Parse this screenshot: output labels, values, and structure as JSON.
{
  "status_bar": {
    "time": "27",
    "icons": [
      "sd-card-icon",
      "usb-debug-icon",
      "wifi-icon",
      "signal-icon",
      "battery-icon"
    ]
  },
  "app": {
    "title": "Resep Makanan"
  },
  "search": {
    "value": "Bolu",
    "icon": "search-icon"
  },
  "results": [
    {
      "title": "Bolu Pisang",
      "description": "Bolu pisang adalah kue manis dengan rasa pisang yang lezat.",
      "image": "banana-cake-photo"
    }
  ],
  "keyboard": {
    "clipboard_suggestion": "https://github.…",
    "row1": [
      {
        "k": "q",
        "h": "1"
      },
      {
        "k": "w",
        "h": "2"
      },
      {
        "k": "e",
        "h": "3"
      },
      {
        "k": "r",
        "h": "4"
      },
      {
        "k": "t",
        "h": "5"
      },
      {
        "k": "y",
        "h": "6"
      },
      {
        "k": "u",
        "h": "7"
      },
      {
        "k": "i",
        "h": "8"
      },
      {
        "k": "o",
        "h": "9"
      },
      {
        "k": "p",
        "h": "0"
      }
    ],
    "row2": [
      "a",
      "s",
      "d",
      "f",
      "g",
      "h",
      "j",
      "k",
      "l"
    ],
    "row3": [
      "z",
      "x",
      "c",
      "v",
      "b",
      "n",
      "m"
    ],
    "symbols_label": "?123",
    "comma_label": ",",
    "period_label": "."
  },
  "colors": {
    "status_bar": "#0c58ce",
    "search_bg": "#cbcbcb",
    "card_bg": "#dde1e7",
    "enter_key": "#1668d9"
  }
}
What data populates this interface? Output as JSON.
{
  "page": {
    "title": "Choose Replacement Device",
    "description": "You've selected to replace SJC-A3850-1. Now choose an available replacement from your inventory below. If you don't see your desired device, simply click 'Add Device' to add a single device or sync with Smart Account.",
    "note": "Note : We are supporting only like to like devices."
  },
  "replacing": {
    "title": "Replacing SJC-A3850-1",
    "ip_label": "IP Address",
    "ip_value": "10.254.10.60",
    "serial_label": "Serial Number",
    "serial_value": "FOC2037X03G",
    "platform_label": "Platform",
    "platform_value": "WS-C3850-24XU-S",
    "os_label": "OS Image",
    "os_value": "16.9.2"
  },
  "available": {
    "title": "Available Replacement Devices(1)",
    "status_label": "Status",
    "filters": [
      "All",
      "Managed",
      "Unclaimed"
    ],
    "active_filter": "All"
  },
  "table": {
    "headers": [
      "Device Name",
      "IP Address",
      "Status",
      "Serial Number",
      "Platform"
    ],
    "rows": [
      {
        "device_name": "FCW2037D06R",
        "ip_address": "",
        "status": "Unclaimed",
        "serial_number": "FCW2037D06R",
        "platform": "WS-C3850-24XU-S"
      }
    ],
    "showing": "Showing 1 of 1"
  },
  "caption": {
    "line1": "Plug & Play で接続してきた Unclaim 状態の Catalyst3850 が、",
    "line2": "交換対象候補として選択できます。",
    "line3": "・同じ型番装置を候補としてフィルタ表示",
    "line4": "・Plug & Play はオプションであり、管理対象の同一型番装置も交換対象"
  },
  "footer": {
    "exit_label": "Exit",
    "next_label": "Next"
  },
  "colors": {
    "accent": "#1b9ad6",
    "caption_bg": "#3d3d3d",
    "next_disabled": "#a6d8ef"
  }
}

* * * * *

▶ [Exercise objective]: Locate the word "description" in the records above, and return each line that has it.

▶ [Full output]:
      "description": "Bolu pisang adalah kue manis dengan rasa pisang yang lezat.",
    "description": "You've selected to replace SJC-A3850-1. Now choose an available replacement from your inventory below. If you don't see your desired device, simply click 'Add Device' to add a single device or sync with Smart Account.",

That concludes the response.